Copy out the items line for line, starting with the first line and ending with the line that contains "sheet-tab-budget-tracking[interactable]: Budget Tracking", including both.

---------- THE RECORDS

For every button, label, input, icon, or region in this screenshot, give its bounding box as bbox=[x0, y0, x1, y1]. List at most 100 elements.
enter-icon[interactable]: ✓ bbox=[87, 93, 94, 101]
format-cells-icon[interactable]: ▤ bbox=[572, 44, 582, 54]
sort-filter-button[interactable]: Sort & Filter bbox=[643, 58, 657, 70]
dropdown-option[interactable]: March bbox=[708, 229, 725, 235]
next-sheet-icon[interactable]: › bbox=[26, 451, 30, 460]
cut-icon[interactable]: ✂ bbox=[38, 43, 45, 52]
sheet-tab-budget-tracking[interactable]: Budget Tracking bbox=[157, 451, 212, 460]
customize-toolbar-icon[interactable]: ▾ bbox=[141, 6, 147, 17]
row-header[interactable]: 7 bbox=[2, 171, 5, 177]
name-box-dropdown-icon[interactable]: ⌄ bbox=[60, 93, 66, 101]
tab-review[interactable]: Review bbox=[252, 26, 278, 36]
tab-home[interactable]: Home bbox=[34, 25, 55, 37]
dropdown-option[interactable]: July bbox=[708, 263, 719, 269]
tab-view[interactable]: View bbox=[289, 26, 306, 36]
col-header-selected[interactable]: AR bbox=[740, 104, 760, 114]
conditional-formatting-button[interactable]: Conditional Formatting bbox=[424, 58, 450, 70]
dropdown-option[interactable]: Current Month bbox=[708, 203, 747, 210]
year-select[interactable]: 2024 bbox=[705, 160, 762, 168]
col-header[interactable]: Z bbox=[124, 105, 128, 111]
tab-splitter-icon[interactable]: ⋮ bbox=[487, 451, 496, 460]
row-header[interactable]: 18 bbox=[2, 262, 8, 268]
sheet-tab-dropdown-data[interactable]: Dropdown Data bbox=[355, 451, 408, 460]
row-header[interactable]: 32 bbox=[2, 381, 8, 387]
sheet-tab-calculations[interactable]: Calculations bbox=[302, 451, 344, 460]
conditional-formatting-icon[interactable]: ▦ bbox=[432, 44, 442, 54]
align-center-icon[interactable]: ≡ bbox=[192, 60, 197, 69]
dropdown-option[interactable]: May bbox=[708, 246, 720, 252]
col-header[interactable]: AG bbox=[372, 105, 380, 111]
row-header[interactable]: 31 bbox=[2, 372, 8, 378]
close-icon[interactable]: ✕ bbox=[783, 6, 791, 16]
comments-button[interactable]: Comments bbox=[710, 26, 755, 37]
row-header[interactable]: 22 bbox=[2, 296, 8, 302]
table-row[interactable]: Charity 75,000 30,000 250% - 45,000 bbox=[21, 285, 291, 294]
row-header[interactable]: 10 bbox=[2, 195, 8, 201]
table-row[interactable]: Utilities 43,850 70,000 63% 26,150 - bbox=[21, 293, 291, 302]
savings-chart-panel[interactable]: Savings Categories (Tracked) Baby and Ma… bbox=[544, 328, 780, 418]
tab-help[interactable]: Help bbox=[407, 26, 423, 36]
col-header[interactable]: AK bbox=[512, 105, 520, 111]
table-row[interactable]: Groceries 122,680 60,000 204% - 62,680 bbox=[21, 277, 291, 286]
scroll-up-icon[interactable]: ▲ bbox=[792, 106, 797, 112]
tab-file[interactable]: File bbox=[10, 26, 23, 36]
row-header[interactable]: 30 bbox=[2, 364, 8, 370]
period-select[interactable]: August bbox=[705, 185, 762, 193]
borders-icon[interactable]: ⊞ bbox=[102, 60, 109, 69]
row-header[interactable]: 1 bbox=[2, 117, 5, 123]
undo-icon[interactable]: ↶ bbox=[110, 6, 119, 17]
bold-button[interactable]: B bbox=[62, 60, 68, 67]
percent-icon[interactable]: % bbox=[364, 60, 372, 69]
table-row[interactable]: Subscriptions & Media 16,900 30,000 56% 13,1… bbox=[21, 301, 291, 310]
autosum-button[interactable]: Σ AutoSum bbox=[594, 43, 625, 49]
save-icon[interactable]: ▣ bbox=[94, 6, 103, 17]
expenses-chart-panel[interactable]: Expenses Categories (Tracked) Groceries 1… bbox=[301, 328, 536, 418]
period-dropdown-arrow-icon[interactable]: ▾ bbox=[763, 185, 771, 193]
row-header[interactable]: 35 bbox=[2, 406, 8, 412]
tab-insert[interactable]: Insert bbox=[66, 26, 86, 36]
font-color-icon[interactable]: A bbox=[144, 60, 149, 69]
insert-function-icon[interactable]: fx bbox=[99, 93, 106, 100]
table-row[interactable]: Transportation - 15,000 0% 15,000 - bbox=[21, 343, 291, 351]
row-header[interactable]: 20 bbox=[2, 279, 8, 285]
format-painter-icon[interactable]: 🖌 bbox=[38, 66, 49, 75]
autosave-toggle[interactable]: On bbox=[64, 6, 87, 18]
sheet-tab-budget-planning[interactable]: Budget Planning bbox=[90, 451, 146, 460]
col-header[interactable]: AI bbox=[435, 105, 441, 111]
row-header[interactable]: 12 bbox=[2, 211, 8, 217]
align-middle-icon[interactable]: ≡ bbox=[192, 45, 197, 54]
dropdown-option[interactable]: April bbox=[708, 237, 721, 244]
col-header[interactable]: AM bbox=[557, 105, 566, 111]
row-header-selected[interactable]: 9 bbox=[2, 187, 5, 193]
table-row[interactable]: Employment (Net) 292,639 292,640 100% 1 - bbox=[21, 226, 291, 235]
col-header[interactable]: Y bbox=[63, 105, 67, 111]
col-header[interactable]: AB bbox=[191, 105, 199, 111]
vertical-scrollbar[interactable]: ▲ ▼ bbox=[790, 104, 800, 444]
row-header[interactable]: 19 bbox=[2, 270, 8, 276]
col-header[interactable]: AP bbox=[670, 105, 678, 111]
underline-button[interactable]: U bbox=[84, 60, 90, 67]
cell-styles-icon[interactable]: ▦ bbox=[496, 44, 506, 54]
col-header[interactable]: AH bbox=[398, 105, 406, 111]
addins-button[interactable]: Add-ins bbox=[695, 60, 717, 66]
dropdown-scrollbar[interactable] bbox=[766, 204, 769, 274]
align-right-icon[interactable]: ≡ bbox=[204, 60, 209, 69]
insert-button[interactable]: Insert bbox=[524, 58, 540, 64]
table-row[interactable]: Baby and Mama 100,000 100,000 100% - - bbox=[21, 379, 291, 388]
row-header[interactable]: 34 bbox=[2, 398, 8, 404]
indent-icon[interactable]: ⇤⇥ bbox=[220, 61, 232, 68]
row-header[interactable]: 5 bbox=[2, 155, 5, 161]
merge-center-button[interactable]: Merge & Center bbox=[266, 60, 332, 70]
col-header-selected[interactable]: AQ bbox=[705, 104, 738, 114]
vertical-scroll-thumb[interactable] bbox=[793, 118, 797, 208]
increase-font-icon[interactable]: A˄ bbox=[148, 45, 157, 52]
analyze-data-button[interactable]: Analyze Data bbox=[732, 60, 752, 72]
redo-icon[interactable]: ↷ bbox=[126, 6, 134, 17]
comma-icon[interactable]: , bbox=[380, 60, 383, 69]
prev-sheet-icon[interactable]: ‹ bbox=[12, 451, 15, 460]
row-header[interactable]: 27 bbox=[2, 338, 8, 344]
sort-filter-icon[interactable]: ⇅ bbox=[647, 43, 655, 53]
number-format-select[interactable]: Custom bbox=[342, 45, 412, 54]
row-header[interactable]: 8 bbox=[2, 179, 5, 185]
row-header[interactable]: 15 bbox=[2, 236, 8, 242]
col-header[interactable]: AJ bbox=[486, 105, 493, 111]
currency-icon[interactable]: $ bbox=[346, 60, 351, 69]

--------------------

## THE OUTPUT
For every button, label, input, icon, or region in this screenshot, give its bounding box as bbox=[x0, y0, x1, y1]. List at most 100 elements.
enter-icon[interactable]: ✓ bbox=[87, 93, 94, 101]
format-cells-icon[interactable]: ▤ bbox=[572, 44, 582, 54]
sort-filter-button[interactable]: Sort & Filter bbox=[643, 58, 657, 70]
dropdown-option[interactable]: March bbox=[708, 229, 725, 235]
next-sheet-icon[interactable]: › bbox=[26, 451, 30, 460]
cut-icon[interactable]: ✂ bbox=[38, 43, 45, 52]
sheet-tab-budget-tracking[interactable]: Budget Tracking bbox=[157, 451, 212, 460]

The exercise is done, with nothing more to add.